[Dataset rows]
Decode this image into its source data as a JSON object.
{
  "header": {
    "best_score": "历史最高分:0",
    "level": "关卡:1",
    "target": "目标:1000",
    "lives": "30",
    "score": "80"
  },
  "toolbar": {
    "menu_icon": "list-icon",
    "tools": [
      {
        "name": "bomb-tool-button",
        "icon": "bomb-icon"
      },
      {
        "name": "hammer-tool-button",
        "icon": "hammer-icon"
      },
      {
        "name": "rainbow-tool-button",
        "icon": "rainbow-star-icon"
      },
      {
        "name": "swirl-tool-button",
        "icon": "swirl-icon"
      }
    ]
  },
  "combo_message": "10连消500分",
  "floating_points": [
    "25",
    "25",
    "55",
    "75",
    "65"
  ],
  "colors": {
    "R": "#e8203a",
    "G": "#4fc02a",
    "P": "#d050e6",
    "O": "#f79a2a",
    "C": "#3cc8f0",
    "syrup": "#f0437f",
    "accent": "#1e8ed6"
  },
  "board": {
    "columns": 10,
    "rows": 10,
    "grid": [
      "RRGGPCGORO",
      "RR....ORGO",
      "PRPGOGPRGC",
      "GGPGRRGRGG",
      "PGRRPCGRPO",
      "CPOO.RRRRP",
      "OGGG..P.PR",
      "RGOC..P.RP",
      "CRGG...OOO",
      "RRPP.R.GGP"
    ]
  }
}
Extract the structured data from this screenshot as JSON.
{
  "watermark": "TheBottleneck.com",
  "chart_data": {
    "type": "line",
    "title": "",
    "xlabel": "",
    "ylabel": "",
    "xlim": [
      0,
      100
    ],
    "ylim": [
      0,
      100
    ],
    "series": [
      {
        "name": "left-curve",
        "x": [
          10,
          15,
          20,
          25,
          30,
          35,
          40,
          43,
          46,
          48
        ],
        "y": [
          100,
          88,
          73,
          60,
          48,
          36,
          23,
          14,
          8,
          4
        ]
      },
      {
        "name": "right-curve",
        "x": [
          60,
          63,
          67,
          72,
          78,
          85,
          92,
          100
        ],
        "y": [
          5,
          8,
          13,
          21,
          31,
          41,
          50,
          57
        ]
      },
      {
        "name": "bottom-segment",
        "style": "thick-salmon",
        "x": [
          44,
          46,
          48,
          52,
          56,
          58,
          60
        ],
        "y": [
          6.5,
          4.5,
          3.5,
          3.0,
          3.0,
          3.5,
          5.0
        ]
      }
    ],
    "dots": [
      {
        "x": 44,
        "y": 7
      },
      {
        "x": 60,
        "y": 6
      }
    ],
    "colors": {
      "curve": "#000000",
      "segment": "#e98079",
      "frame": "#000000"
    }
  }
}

YOUR OBJECTIVE: Tally the lines of the data that hold the string "icon". Answer with the number and nothing more.

EXPECTED ANSWER: 5